Aim:
Please list every line of the listing below that contains the string "caption", matching case exactly.

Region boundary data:
- - - - -

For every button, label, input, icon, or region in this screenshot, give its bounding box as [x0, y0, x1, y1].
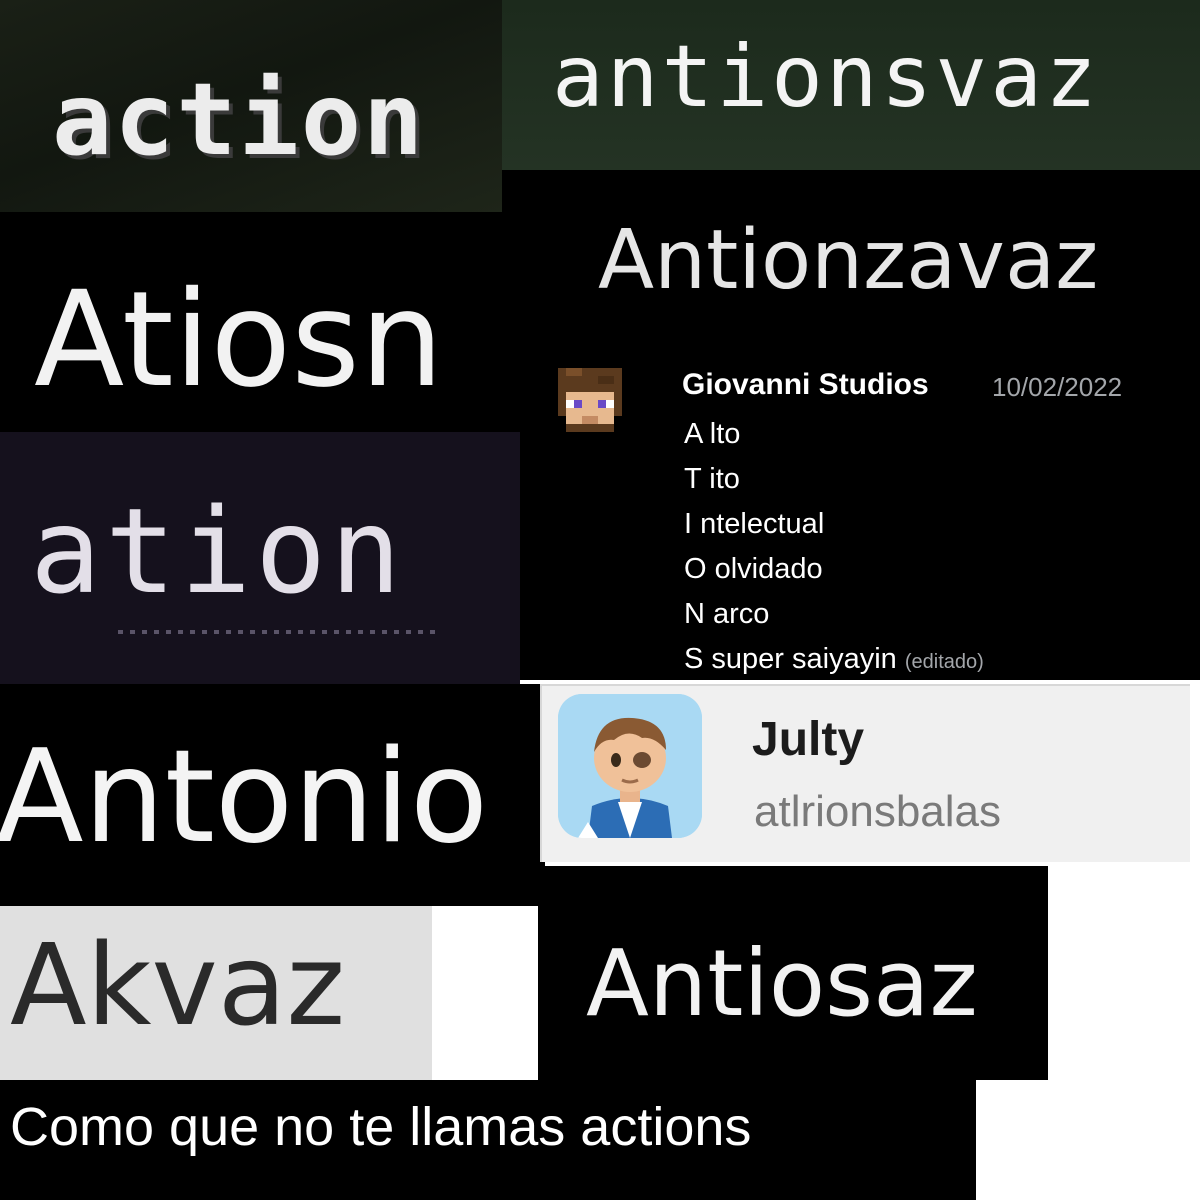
tile-ation-text: ation: [30, 482, 406, 620]
tile-antonio-text: Antonio: [0, 723, 489, 872]
pixel-skin-avatar-icon[interactable]: [558, 368, 622, 432]
message-line: A lto: [684, 418, 741, 450]
tile-antionsvaz: antionsvaz: [502, 0, 1200, 170]
message-line: S super saiyayin: [684, 643, 897, 675]
message-timestamp: 10/02/2022: [992, 372, 1123, 402]
profile-name[interactable]: Julty: [752, 716, 864, 764]
tile-akvaz-text: Akvaz: [10, 921, 346, 1051]
message-line: T ito: [684, 463, 740, 495]
discord-message: Giovanni Studios 10/02/2022 A lto T ito …: [518, 330, 1200, 680]
message-line: I ntelectual: [684, 508, 825, 540]
tile-action: action: [0, 0, 502, 212]
tile-antonio: Antonio: [0, 684, 545, 906]
tile-antiosaz-text: Antiosaz: [586, 930, 978, 1037]
tile-antionzavaz-text: Antionzavaz: [598, 213, 1099, 308]
cartoon-avatar-icon[interactable]: [558, 694, 702, 838]
tile-antiosaz: Antiosaz: [538, 866, 1048, 1080]
message-line: N arco: [684, 598, 770, 630]
caption-text: Como que no te llamas actions: [10, 1097, 752, 1157]
caption-bar: Como que no te llamas actions: [0, 1080, 976, 1200]
message-line: O olvidado: [684, 553, 823, 585]
tile-atiosn-text: Atiosn: [34, 263, 444, 417]
tile-atiosn: Atiosn: [0, 212, 520, 432]
tile-ation: ation: [0, 432, 520, 684]
dotted-divider: [118, 630, 438, 634]
tile-antionsvaz-text: antionsvaz: [552, 27, 1100, 127]
message-author[interactable]: Giovanni Studios: [682, 370, 929, 400]
edited-tag: (editado): [904, 651, 984, 673]
profile-handle: atlrionsbalas: [754, 787, 1002, 836]
tile-akvaz: Akvaz: [0, 906, 432, 1080]
avatar-pixel-art: [558, 368, 622, 432]
tile-antionzavaz: Antionzavaz: [502, 170, 1200, 330]
profile-card[interactable]: Julty atlrionsbalas: [540, 684, 1190, 862]
message-last-line: S super saiyayin (editado): [684, 645, 984, 674]
avatar-illustration: [558, 694, 702, 838]
tile-action-text: action: [52, 61, 426, 178]
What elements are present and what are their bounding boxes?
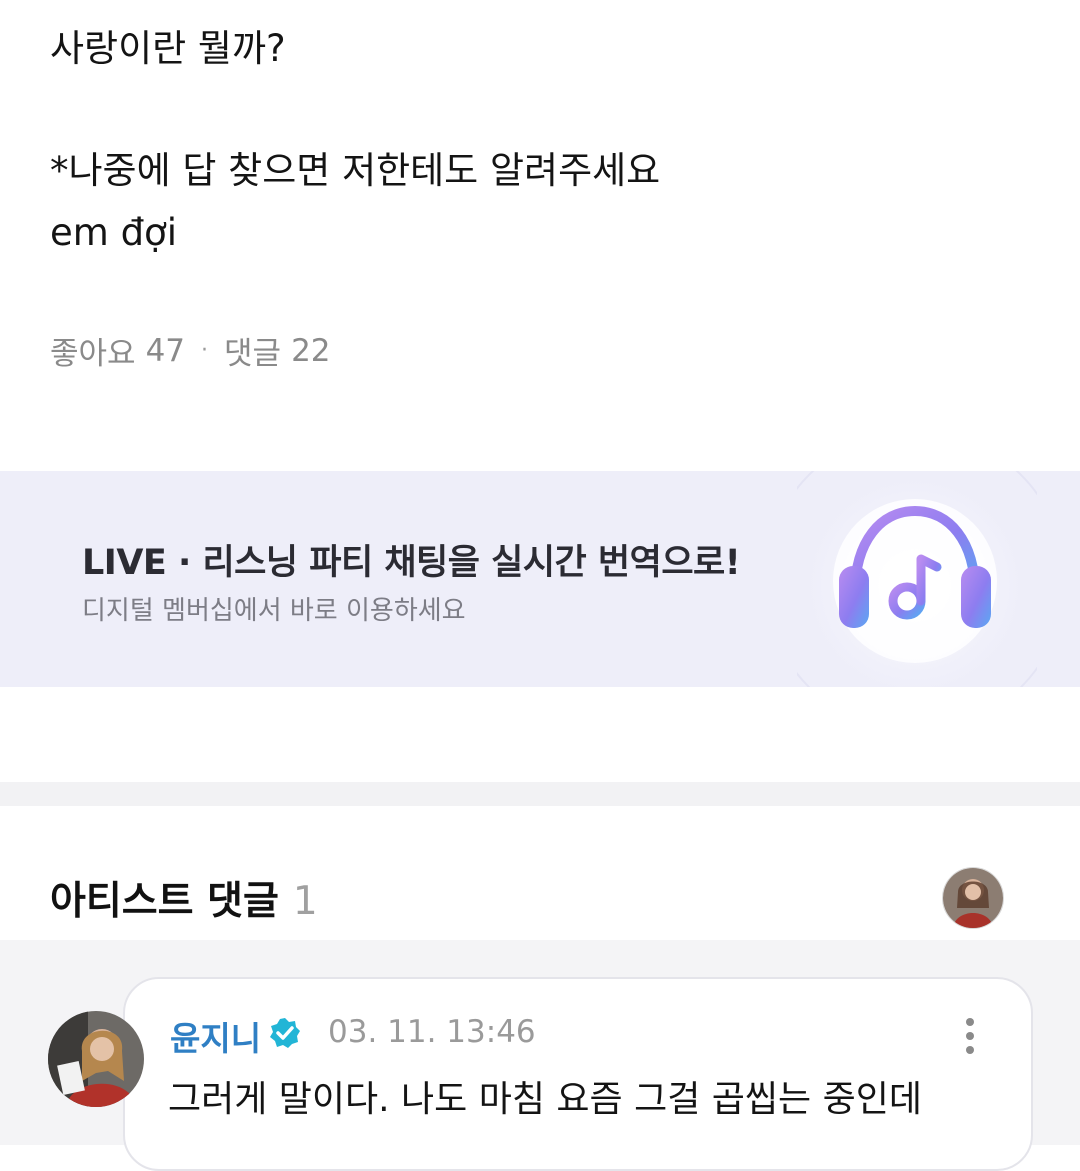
section-divider <box>0 782 1080 806</box>
comments-label[interactable]: 댓글 <box>224 328 281 373</box>
comment-timestamp: 03. 11. 13:46 <box>328 1014 536 1050</box>
verified-badge-icon <box>268 1016 302 1050</box>
comment-author[interactable]: 윤지니 <box>170 1012 261 1060</box>
post-stats: 좋아요 47 · 댓글 22 <box>50 328 331 373</box>
banner-title: LIVE · 리스닝 파티 채팅을 실시간 번역으로! <box>82 543 741 583</box>
stats-separator: · <box>201 338 209 363</box>
commenter-avatar[interactable] <box>48 1011 144 1107</box>
post-body: 사랑이란 뭘까? *나중에 답 찾으면 저한테도 알려주세요 em đợi <box>50 18 1040 264</box>
comments-count: 22 <box>291 332 331 369</box>
post-text-line: 사랑이란 뭘까? <box>50 27 286 70</box>
artist-comments-title: 아티스트 댓글 <box>50 879 279 924</box>
likes-label[interactable]: 좋아요 <box>50 328 136 373</box>
post-text-line: em đợi <box>50 211 177 254</box>
artist-comments-heading: 아티스트 댓글 1 <box>50 870 318 926</box>
artist-avatar[interactable] <box>942 867 1004 929</box>
post-text-line: *나중에 답 찾으면 저한테도 알려주세요 <box>50 149 661 192</box>
banner-subtitle: 디지털 멤버십에서 바로 이용하세요 <box>82 596 466 626</box>
comment-text: 그러게 말이다. 나도 마침 요즘 그걸 곱씹는 중인데 <box>168 1079 922 1120</box>
headphones-music-icon <box>797 471 1037 687</box>
more-vertical-icon[interactable] <box>956 1014 984 1058</box>
artist-comments-count: 1 <box>292 879 318 924</box>
likes-count: 47 <box>145 332 186 369</box>
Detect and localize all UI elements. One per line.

- - - - -

Complete response:
caption-text: Como que no te llamas actions: [10, 1097, 752, 1157]
caption-bar: Como que no te llamas actions: [0, 1080, 976, 1200]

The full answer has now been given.